__Written problem__: Take all the material and copy it exactly.

** BEGIN Material **

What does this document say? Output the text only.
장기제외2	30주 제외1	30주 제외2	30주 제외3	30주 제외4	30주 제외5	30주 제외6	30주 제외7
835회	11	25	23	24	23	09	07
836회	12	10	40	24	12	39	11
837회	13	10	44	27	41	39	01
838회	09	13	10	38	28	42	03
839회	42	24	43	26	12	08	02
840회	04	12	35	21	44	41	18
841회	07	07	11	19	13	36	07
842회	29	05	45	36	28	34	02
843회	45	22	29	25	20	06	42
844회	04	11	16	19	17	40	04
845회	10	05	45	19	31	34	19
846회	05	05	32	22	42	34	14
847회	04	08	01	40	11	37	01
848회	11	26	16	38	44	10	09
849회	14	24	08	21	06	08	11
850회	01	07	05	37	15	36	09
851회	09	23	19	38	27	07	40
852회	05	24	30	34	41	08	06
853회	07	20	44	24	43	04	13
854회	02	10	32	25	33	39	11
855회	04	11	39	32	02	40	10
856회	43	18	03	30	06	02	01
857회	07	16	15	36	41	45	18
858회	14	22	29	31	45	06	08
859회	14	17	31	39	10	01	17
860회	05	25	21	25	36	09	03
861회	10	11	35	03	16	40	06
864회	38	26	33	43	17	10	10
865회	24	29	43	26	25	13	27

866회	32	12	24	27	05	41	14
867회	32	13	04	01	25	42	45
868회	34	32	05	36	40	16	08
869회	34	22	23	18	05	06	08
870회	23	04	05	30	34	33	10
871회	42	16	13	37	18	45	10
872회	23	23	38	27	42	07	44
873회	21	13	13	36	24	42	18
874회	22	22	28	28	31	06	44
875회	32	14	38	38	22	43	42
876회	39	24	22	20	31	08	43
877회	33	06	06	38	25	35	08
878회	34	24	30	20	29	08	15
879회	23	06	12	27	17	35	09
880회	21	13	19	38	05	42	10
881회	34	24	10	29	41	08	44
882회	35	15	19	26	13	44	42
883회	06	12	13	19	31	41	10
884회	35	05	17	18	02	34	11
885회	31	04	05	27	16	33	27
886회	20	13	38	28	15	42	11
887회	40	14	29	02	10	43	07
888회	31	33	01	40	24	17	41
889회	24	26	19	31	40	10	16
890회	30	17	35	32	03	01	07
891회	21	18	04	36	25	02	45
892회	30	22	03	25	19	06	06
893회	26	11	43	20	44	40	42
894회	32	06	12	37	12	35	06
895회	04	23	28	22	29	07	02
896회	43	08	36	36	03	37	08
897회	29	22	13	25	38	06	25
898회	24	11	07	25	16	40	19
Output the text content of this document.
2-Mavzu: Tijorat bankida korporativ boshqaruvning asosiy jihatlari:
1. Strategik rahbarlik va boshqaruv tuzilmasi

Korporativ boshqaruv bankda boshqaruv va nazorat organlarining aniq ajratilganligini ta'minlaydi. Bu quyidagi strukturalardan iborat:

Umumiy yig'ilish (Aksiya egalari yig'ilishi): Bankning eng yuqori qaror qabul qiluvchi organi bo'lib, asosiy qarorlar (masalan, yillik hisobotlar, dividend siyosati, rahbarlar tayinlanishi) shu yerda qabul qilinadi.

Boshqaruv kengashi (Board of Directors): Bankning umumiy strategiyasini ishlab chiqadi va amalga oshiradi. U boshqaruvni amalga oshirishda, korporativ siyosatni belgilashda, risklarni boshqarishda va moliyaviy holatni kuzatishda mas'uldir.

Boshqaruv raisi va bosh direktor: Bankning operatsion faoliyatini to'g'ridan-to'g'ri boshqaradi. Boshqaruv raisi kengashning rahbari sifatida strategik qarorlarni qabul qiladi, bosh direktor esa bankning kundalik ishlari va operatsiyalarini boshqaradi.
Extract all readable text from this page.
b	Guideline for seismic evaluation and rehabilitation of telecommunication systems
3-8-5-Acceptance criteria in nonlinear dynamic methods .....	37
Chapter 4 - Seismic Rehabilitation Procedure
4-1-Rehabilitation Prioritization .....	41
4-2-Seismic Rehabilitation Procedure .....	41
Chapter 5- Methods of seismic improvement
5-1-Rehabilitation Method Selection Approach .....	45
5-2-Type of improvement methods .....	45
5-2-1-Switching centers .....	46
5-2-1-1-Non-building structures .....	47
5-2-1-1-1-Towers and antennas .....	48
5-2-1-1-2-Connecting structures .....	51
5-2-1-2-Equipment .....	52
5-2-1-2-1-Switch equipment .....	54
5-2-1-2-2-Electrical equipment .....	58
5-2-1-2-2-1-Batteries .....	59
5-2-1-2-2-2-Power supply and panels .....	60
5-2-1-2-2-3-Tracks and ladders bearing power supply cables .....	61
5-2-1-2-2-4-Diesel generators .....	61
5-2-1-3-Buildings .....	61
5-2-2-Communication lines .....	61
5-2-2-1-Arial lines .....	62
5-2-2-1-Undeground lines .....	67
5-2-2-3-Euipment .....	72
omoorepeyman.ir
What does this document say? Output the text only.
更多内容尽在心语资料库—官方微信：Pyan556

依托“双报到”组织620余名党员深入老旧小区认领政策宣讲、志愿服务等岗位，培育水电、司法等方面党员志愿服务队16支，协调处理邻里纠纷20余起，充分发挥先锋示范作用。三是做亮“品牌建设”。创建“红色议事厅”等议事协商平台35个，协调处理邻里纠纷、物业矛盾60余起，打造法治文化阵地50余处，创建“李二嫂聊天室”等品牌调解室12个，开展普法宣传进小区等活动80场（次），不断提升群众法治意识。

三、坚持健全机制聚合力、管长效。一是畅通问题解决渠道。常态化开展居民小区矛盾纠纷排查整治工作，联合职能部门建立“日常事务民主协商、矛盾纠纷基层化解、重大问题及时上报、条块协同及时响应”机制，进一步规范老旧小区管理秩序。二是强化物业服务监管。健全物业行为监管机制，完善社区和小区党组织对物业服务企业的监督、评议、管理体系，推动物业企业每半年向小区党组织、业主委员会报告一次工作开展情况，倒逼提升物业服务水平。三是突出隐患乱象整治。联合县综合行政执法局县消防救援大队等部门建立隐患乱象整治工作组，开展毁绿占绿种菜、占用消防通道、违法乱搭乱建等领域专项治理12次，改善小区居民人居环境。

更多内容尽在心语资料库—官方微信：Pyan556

** END Material **

__Response below__:
What does this document say? Output the text only.
장기제외2	30주 제외1	30주 제외2	30주 제외3	30주 제외4	30주 제외5	30주 제외6	30주 제외7
835회	11	25	23	24	23	09	07
836회	12	10	40	24	12	39	11
837회	13	10	44	27	41	39	01
838회	09	13	10	38	28	42	03
839회	42	24	43	26	12	08	02
840회	04	12	35	21	44	41	18
841회	07	07	11	19	13	36	07
842회	29	05	45	36	28	34	02
843회	45	22	29	25	20	06	42
844회	04	11	16	19	17	40	04
845회	10	05	45	19	31	34	19
846회	05	05	32	22	42	34	14
847회	04	08	01	40	11	37	01
848회	11	26	16	38	44	10	09
849회	14	24	08	21	06	08	11
850회	01	07	05	37	15	36	09
851회	09	23	19	38	27	07	40
852회	05	24	30	34	41	08	06
853회	07	20	44	24	43	04	13
854회	02	10	32	25	33	39	11
855회	04	11	39	32	02	40	10
856회	43	18	03	30	06	02	01
857회	07	16	15	36	41	45	18
858회	14	22	29	31	45	06	08
859회	14	17	31	39	10	01	17
860회	05	25	21	25	36	09	03
861회	10	11	35	03	16	40	06
864회	38	26	33	43	17	10	10
865회	24	29	43	26	25	13	27

866회	32	12	24	27	05	41	14
867회	32	13	04	01	25	42	45
868회	34	32	05	36	40	16	08
869회	34	22	23	18	05	06	08
870회	23	04	05	30	34	33	10
871회	42	16	13	37	18	45	10
872회	23	23	38	27	42	07	44
873회	21	13	13	36	24	42	18
874회	22	22	28	28	31	06	44
875회	32	14	38	38	22	43	42
876회	39	24	22	20	31	08	43
877회	33	06	06	38	25	35	08
878회	34	24	30	20	29	08	15
879회	23	06	12	27	17	35	09
880회	21	13	19	38	05	42	10
881회	34	24	10	29	41	08	44
882회	35	15	19	26	13	44	42
883회	06	12	13	19	31	41	10
884회	35	05	17	18	02	34	11
885회	31	04	05	27	16	33	27
886회	20	13	38	28	15	42	11
887회	40	14	29	02	10	43	07
888회	31	33	01	40	24	17	41
889회	24	26	19	31	40	10	16
890회	30	17	35	32	03	01	07
891회	21	18	04	36	25	02	45
892회	30	22	03	25	19	06	06
893회	26	11	43	20	44	40	42
894회	32	06	12	37	12	35	06
895회	04	23	28	22	29	07	02
896회	43	08	36	36	03	37	08
897회	29	22	13	25	38	06	25
898회	24	11	07	25	16	40	19
Output the text content of this document.
2-Mavzu: Tijorat bankida korporativ boshqaruvning asosiy jihatlari:
1. Strategik rahbarlik va boshqaruv tuzilmasi

Korporativ boshqaruv bankda boshqaruv va nazorat organlarining aniq ajratilganligini ta'minlaydi. Bu quyidagi strukturalardan iborat:

Umumiy yig'ilish (Aksiya egalari yig'ilishi): Bankning eng yuqori qaror qabul qiluvchi organi bo'lib, asosiy qarorlar (masalan, yillik hisobotlar, dividend siyosati, rahbarlar tayinlanishi) shu yerda qabul qilinadi.

Boshqaruv kengashi (Board of Directors): Bankning umumiy strategiyasini ishlab chiqadi va amalga oshiradi. U boshqaruvni amalga oshirishda, korporativ siyosatni belgilashda, risklarni boshqarishda va moliyaviy holatni kuzatishda mas'uldir.

Boshqaruv raisi va bosh direktor: Bankning operatsion faoliyatini to'g'ridan-to'g'ri boshqaradi. Boshqaruv raisi kengashning rahbari sifatida strategik qarorlarni qabul qiladi, bosh direktor esa bankning kundalik ishlari va operatsiyalarini boshqaradi.
Extract all readable text from this page.
b	Guideline for seismic evaluation and rehabilitation of telecommunication systems
3-8-5-Acceptance criteria in nonlinear dynamic methods .....	37
Chapter 4 - Seismic Rehabilitation Procedure
4-1-Rehabilitation Prioritization .....	41
4-2-Seismic Rehabilitation Procedure .....	41
Chapter 5- Methods of seismic improvement
5-1-Rehabilitation Method Selection Approach .....	45
5-2-Type of improvement methods .....	45
5-2-1-Switching centers .....	46
5-2-1-1-Non-building structures .....	47
5-2-1-1-1-Towers and antennas .....	48
5-2-1-1-2-Connecting structures .....	51
5-2-1-2-Equipment .....	52
5-2-1-2-1-Switch equipment .....	54
5-2-1-2-2-Electrical equipment .....	58
5-2-1-2-2-1-Batteries .....	59
5-2-1-2-2-2-Power supply and panels .....	60
5-2-1-2-2-3-Tracks and ladders bearing power supply cables .....	61
5-2-1-2-2-4-Diesel generators .....	61
5-2-1-3-Buildings .....	61
5-2-2-Communication lines .....	61
5-2-2-1-Arial lines .....	62
5-2-2-1-Undeground lines .....	67
5-2-2-3-Euipment .....	72
omoorepeyman.ir
What does this document say? Output the text only.
更多内容尽在心语资料库—官方微信：Pyan556

依托“双报到”组织620余名党员深入老旧小区认领政策宣讲、志愿服务等岗位，培育水电、司法等方面党员志愿服务队16支，协调处理邻里纠纷20余起，充分发挥先锋示范作用。三是做亮“品牌建设”。创建“红色议事厅”等议事协商平台35个，协调处理邻里纠纷、物业矛盾60余起，打造法治文化阵地50余处，创建“李二嫂聊天室”等品牌调解室12个，开展普法宣传进小区等活动80场（次），不断提升群众法治意识。

三、坚持健全机制聚合力、管长效。一是畅通问题解决渠道。常态化开展居民小区矛盾纠纷排查整治工作，联合职能部门建立“日常事务民主协商、矛盾纠纷基层化解、重大问题及时上报、条块协同及时响应”机制，进一步规范老旧小区管理秩序。二是强化物业服务监管。健全物业行为监管机制，完善社区和小区党组织对物业服务企业的监督、评议、管理体系，推动物业企业每半年向小区党组织、业主委员会报告一次工作开展情况，倒逼提升物业服务水平。三是突出隐患乱象整治。联合县综合行政执法局县消防救援大队等部门建立隐患乱象整治工作组，开展毁绿占绿种菜、占用消防通道、违法乱搭乱建等领域专项治理12次，改善小区居民人居环境。

更多内容尽在心语资料库—官方微信：Pyan556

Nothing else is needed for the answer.